REQUEST: Copy every line of each of the items below exactly, keeping all characters and line order unchanged.

RECORDS FOR THE EXERCISE:

%%

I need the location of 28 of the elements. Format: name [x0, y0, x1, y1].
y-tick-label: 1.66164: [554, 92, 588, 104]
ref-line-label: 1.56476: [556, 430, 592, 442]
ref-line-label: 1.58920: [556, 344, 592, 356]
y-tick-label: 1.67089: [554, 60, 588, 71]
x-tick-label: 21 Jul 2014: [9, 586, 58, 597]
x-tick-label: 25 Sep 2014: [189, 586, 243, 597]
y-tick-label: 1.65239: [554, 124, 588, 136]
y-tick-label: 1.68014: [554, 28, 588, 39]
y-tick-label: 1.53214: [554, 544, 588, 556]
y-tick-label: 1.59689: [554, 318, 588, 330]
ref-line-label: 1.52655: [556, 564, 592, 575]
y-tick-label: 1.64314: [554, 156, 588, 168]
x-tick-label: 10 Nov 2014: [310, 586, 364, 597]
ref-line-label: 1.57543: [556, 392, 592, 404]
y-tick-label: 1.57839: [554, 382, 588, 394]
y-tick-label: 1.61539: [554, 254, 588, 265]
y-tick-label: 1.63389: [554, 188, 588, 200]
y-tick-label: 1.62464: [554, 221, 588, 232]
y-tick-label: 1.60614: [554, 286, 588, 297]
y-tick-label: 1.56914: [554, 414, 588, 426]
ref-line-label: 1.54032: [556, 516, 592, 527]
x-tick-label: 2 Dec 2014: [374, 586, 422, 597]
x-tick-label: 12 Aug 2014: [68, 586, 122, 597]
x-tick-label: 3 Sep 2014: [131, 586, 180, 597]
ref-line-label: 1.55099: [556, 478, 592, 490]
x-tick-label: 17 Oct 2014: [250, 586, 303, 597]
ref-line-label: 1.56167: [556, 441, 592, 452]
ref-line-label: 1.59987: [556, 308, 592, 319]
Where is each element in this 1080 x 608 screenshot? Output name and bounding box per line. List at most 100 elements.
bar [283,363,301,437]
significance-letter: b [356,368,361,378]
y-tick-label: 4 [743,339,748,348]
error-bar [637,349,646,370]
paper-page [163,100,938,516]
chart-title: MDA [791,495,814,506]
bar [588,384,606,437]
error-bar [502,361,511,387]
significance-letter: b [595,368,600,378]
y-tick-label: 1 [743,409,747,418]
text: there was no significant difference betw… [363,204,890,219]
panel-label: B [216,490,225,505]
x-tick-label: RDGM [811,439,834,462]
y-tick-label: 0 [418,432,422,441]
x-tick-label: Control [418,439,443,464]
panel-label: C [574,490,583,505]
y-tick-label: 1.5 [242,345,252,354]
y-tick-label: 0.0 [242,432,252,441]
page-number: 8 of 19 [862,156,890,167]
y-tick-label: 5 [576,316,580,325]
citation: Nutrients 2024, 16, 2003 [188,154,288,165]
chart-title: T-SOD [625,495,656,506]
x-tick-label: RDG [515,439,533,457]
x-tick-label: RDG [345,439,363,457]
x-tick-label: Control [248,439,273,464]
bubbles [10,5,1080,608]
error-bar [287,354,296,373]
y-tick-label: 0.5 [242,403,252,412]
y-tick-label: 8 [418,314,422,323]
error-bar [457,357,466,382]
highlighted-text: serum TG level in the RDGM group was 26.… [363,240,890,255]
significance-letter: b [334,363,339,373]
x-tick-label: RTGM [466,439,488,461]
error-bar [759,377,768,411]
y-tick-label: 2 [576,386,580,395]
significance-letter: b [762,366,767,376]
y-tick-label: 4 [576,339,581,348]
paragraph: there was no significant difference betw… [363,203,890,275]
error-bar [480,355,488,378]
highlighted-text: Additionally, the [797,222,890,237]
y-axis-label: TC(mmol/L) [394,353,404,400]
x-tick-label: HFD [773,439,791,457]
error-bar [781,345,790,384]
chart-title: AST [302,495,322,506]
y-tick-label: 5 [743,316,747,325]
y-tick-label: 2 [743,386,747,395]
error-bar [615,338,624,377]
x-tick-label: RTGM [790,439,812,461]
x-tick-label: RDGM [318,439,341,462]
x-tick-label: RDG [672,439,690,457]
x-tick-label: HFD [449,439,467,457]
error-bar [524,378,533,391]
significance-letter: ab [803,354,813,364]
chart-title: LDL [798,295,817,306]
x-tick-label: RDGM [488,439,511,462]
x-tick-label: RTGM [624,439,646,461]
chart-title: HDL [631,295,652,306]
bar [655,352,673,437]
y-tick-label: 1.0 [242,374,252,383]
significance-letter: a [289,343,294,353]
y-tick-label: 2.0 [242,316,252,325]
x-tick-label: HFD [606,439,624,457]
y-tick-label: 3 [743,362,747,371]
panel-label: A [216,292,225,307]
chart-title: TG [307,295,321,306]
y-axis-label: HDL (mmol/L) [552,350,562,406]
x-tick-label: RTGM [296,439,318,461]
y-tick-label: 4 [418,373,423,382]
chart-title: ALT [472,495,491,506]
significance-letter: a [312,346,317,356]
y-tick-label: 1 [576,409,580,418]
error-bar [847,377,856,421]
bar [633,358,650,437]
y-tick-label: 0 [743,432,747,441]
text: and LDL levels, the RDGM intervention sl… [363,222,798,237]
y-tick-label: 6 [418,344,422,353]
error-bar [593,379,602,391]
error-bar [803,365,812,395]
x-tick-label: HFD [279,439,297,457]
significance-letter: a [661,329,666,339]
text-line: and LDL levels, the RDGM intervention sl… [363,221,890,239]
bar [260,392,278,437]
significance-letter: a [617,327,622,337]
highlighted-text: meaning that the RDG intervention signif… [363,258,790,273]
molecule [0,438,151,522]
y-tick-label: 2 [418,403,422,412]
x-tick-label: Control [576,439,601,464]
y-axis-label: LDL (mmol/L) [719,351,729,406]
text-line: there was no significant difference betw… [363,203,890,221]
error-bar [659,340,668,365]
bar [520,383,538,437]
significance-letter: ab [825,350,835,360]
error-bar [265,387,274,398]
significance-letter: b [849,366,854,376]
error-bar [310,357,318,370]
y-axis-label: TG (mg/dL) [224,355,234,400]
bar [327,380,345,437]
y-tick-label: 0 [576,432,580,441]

%%

WRITTEN RESPONSE:
I need the location of 28 of the elements. Format: name [x0, y0, x1, y1].
y-tick-label: 1.66164: [554, 92, 588, 104]
ref-line-label: 1.56476: [556, 430, 592, 442]
ref-line-label: 1.58920: [556, 344, 592, 356]
y-tick-label: 1.67089: [554, 60, 588, 71]
x-tick-label: 21 Jul 2014: [9, 586, 58, 597]
x-tick-label: 25 Sep 2014: [189, 586, 243, 597]
y-tick-label: 1.65239: [554, 124, 588, 136]
y-tick-label: 1.68014: [554, 28, 588, 39]
y-tick-label: 1.53214: [554, 544, 588, 556]
y-tick-label: 1.59689: [554, 318, 588, 330]
ref-line-label: 1.52655: [556, 564, 592, 575]
y-tick-label: 1.64314: [554, 156, 588, 168]
x-tick-label: 10 Nov 2014: [310, 586, 364, 597]
ref-line-label: 1.57543: [556, 392, 592, 404]
y-tick-label: 1.57839: [554, 382, 588, 394]
y-tick-label: 1.61539: [554, 254, 588, 265]
y-tick-label: 1.63389: [554, 188, 588, 200]
y-tick-label: 1.62464: [554, 221, 588, 232]
y-tick-label: 1.60614: [554, 286, 588, 297]
y-tick-label: 1.56914: [554, 414, 588, 426]
ref-line-label: 1.54032: [556, 516, 592, 527]
x-tick-label: 2 Dec 2014: [374, 586, 422, 597]
x-tick-label: 12 Aug 2014: [68, 586, 122, 597]
x-tick-label: 3 Sep 2014: [131, 586, 180, 597]
ref-line-label: 1.55099: [556, 478, 592, 490]
x-tick-label: 17 Oct 2014: [250, 586, 303, 597]
ref-line-label: 1.56167: [556, 441, 592, 452]
ref-line-label: 1.59987: [556, 308, 592, 319]
Where is each element in this 1080 x 608 screenshot? Output name and bounding box per line. List at most 100 elements.
bar [283,363,301,437]
significance-letter: b [356,368,361,378]
y-tick-label: 4 [743,339,748,348]
error-bar [637,349,646,370]
paper-page [163,100,938,516]
chart-title: MDA [791,495,814,506]
bar [588,384,606,437]
error-bar [502,361,511,387]
significance-letter: b [595,368,600,378]
y-tick-label: 1 [743,409,747,418]
text: there was no significant difference betw… [363,204,890,219]
panel-label: B [216,490,225,505]
x-tick-label: RDGM [811,439,834,462]
y-tick-label: 0 [418,432,422,441]
x-tick-label: Control [418,439,443,464]
panel-label: C [574,490,583,505]
y-tick-label: 1.5 [242,345,252,354]
y-tick-label: 0.0 [242,432,252,441]
page-number: 8 of 19 [862,156,890,167]
y-tick-label: 5 [576,316,580,325]
citation: Nutrients 2024, 16, 2003 [188,154,288,165]
chart-title: T-SOD [625,495,656,506]
x-tick-label: RDG [515,439,533,457]
x-tick-label: RDG [345,439,363,457]
x-tick-label: Control [248,439,273,464]
bubbles [10,5,1080,608]
error-bar [287,354,296,373]
y-tick-label: 0.5 [242,403,252,412]
y-tick-label: 8 [418,314,422,323]
error-bar [457,357,466,382]
highlighted-text: serum TG level in the RDGM group was 26.… [363,240,890,255]
significance-letter: b [334,363,339,373]
x-tick-label: RTGM [466,439,488,461]
error-bar [759,377,768,411]
y-tick-label: 2 [576,386,580,395]
significance-letter: b [762,366,767,376]
y-tick-label: 4 [576,339,581,348]
paragraph: there was no significant difference betw… [363,203,890,275]
error-bar [480,355,488,378]
highlighted-text: Additionally, the [797,222,890,237]
y-axis-label: TC(mmol/L) [394,353,404,400]
x-tick-label: HFD [773,439,791,457]
error-bar [781,345,790,384]
chart-title: AST [302,495,322,506]
y-tick-label: 5 [743,316,747,325]
y-tick-label: 2 [743,386,747,395]
error-bar [615,338,624,377]
x-tick-label: RTGM [790,439,812,461]
x-tick-label: RDGM [318,439,341,462]
x-tick-label: RDG [672,439,690,457]
x-tick-label: HFD [449,439,467,457]
error-bar [524,378,533,391]
significance-letter: ab [803,354,813,364]
chart-title: LDL [798,295,817,306]
x-tick-label: RDGM [488,439,511,462]
x-tick-label: RTGM [624,439,646,461]
chart-title: HDL [631,295,652,306]
bar [655,352,673,437]
y-tick-label: 1.0 [242,374,252,383]
significance-letter: a [289,343,294,353]
y-tick-label: 2.0 [242,316,252,325]
x-tick-label: HFD [606,439,624,457]
y-tick-label: 3 [743,362,747,371]
panel-label: A [216,292,225,307]
chart-title: TG [307,295,321,306]
y-axis-label: HDL (mmol/L) [552,350,562,406]
x-tick-label: RTGM [296,439,318,461]
y-tick-label: 4 [418,373,423,382]
chart-title: ALT [472,495,491,506]
significance-letter: a [312,346,317,356]
y-tick-label: 1 [576,409,580,418]
error-bar [847,377,856,421]
bar [633,358,650,437]
y-tick-label: 0 [743,432,747,441]
text: and LDL levels, the RDGM intervention sl… [363,222,798,237]
y-tick-label: 6 [418,344,422,353]
error-bar [593,379,602,391]
error-bar [803,365,812,395]
x-tick-label: HFD [279,439,297,457]
significance-letter: a [661,329,666,339]
text-line: and LDL levels, the RDGM intervention sl… [363,221,890,239]
bar [260,392,278,437]
significance-letter: a [617,327,622,337]
highlighted-text: meaning that the RDG intervention signif… [363,258,790,273]
molecule [0,438,151,522]
y-tick-label: 2 [418,403,422,412]
x-tick-label: Control [576,439,601,464]
y-axis-label: LDL (mmol/L) [719,351,729,406]
text-line: there was no significant difference betw… [363,203,890,221]
error-bar [659,340,668,365]
bar [520,383,538,437]
significance-letter: ab [825,350,835,360]
error-bar [265,387,274,398]
significance-letter: b [849,366,854,376]
error-bar [310,357,318,370]
y-axis-label: TG (mg/dL) [224,355,234,400]
bar [327,380,345,437]
y-tick-label: 0 [576,432,580,441]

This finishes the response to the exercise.